■ **Stated problem**
Give an exact copy of every line, leaving images out.

■ **Stored data**
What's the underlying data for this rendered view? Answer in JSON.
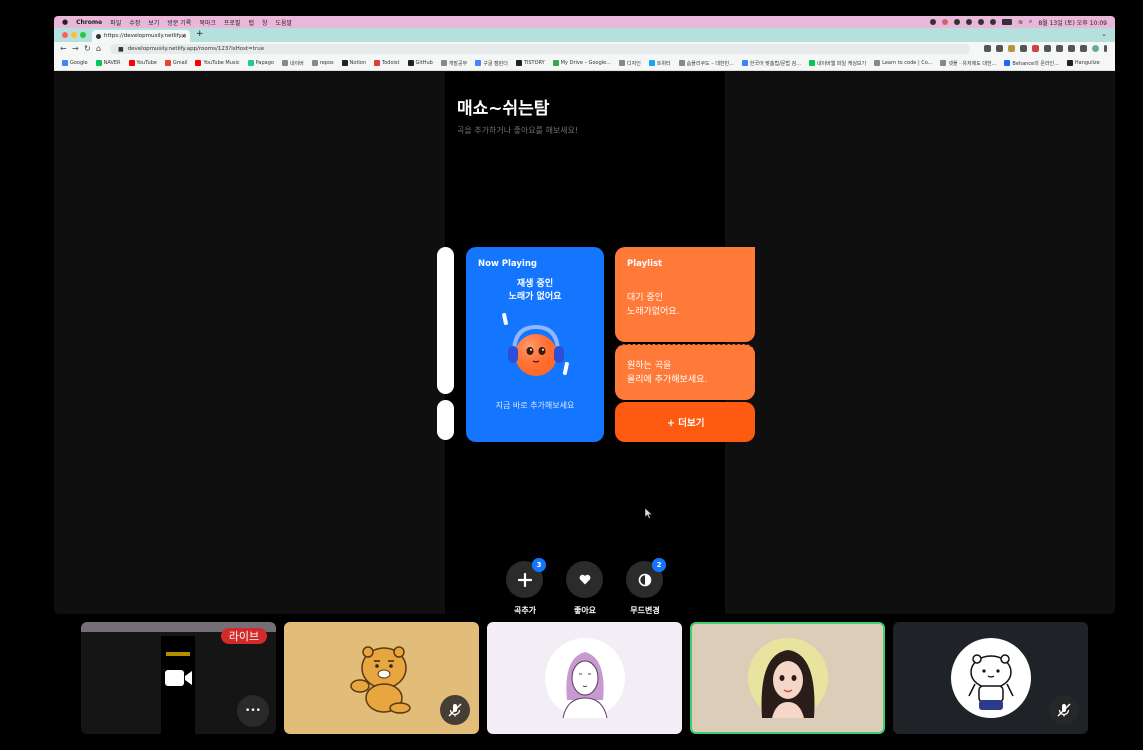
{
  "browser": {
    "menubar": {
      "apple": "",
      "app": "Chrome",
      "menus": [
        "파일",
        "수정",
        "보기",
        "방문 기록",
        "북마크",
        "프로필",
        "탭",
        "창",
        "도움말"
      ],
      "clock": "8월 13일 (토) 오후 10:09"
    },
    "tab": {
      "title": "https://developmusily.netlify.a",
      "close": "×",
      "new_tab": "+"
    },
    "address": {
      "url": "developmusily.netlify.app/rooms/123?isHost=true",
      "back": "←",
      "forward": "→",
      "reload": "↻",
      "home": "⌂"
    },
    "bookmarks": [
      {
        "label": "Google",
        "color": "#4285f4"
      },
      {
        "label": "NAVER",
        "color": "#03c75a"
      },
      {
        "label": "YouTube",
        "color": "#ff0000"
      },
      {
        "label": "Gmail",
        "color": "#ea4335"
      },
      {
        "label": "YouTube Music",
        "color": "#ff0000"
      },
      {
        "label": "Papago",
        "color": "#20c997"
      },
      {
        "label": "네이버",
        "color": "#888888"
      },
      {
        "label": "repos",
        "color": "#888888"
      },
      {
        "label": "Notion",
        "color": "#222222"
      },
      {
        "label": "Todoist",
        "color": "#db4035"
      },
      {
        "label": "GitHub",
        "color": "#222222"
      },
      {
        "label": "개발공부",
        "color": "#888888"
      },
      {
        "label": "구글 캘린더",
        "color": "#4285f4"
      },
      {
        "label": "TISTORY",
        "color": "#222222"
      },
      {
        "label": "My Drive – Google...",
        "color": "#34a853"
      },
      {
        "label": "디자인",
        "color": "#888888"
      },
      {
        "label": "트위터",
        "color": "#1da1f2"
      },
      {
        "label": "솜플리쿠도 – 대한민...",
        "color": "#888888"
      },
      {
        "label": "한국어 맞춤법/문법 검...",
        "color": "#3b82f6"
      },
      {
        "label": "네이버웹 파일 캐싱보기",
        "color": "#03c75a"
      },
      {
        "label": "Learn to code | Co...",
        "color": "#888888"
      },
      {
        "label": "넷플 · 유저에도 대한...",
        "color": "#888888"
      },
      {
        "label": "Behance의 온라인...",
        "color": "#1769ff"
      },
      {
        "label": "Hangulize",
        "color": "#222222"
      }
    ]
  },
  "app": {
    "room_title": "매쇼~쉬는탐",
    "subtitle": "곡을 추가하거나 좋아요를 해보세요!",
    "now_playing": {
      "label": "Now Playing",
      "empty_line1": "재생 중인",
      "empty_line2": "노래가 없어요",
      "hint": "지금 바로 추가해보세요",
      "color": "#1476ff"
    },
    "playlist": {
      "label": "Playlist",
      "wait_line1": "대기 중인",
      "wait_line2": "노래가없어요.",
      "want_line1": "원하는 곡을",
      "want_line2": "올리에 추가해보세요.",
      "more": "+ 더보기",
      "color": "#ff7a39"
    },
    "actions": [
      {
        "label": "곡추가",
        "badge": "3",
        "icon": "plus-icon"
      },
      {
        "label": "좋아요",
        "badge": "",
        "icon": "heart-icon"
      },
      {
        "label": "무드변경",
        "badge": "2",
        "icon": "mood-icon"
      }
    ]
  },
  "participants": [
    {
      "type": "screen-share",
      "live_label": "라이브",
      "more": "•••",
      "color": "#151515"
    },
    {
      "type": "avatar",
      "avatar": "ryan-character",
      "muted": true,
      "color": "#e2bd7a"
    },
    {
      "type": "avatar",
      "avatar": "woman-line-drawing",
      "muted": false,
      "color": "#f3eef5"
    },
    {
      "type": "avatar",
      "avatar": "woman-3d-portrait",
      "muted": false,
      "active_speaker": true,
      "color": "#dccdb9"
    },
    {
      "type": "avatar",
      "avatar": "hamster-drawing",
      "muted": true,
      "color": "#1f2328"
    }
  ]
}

■ **Reply**
What's the underlying data for this rendered view? Answer in JSON.
{
  "browser": {
    "menubar": {
      "apple": "",
      "app": "Chrome",
      "menus": [
        "파일",
        "수정",
        "보기",
        "방문 기록",
        "북마크",
        "프로필",
        "탭",
        "창",
        "도움말"
      ],
      "clock": "8월 13일 (토) 오후 10:09"
    },
    "tab": {
      "title": "https://developmusily.netlify.a",
      "close": "×",
      "new_tab": "+"
    },
    "address": {
      "url": "developmusily.netlify.app/rooms/123?isHost=true",
      "back": "←",
      "forward": "→",
      "reload": "↻",
      "home": "⌂"
    },
    "bookmarks": [
      {
        "label": "Google",
        "color": "#4285f4"
      },
      {
        "label": "NAVER",
        "color": "#03c75a"
      },
      {
        "label": "YouTube",
        "color": "#ff0000"
      },
      {
        "label": "Gmail",
        "color": "#ea4335"
      },
      {
        "label": "YouTube Music",
        "color": "#ff0000"
      },
      {
        "label": "Papago",
        "color": "#20c997"
      },
      {
        "label": "네이버",
        "color": "#888888"
      },
      {
        "label": "repos",
        "color": "#888888"
      },
      {
        "label": "Notion",
        "color": "#222222"
      },
      {
        "label": "Todoist",
        "color": "#db4035"
      },
      {
        "label": "GitHub",
        "color": "#222222"
      },
      {
        "label": "개발공부",
        "color": "#888888"
      },
      {
        "label": "구글 캘린더",
        "color": "#4285f4"
      },
      {
        "label": "TISTORY",
        "color": "#222222"
      },
      {
        "label": "My Drive – Google...",
        "color": "#34a853"
      },
      {
        "label": "디자인",
        "color": "#888888"
      },
      {
        "label": "트위터",
        "color": "#1da1f2"
      },
      {
        "label": "솜플리쿠도 – 대한민...",
        "color": "#888888"
      },
      {
        "label": "한국어 맞춤법/문법 검...",
        "color": "#3b82f6"
      },
      {
        "label": "네이버웹 파일 캐싱보기",
        "color": "#03c75a"
      },
      {
        "label": "Learn to code | Co...",
        "color": "#888888"
      },
      {
        "label": "넷플 · 유저에도 대한...",
        "color": "#888888"
      },
      {
        "label": "Behance의 온라인...",
        "color": "#1769ff"
      },
      {
        "label": "Hangulize",
        "color": "#222222"
      }
    ]
  },
  "app": {
    "room_title": "매쇼~쉬는탐",
    "subtitle": "곡을 추가하거나 좋아요를 해보세요!",
    "now_playing": {
      "label": "Now Playing",
      "empty_line1": "재생 중인",
      "empty_line2": "노래가 없어요",
      "hint": "지금 바로 추가해보세요",
      "color": "#1476ff"
    },
    "playlist": {
      "label": "Playlist",
      "wait_line1": "대기 중인",
      "wait_line2": "노래가없어요.",
      "want_line1": "원하는 곡을",
      "want_line2": "올리에 추가해보세요.",
      "more": "+ 더보기",
      "color": "#ff7a39"
    },
    "actions": [
      {
        "label": "곡추가",
        "badge": "3",
        "icon": "plus-icon"
      },
      {
        "label": "좋아요",
        "badge": "",
        "icon": "heart-icon"
      },
      {
        "label": "무드변경",
        "badge": "2",
        "icon": "mood-icon"
      }
    ]
  },
  "participants": [
    {
      "type": "screen-share",
      "live_label": "라이브",
      "more": "•••",
      "color": "#151515"
    },
    {
      "type": "avatar",
      "avatar": "ryan-character",
      "muted": true,
      "color": "#e2bd7a"
    },
    {
      "type": "avatar",
      "avatar": "woman-line-drawing",
      "muted": false,
      "color": "#f3eef5"
    },
    {
      "type": "avatar",
      "avatar": "woman-3d-portrait",
      "muted": false,
      "active_speaker": true,
      "color": "#dccdb9"
    },
    {
      "type": "avatar",
      "avatar": "hamster-drawing",
      "muted": true,
      "color": "#1f2328"
    }
  ]
}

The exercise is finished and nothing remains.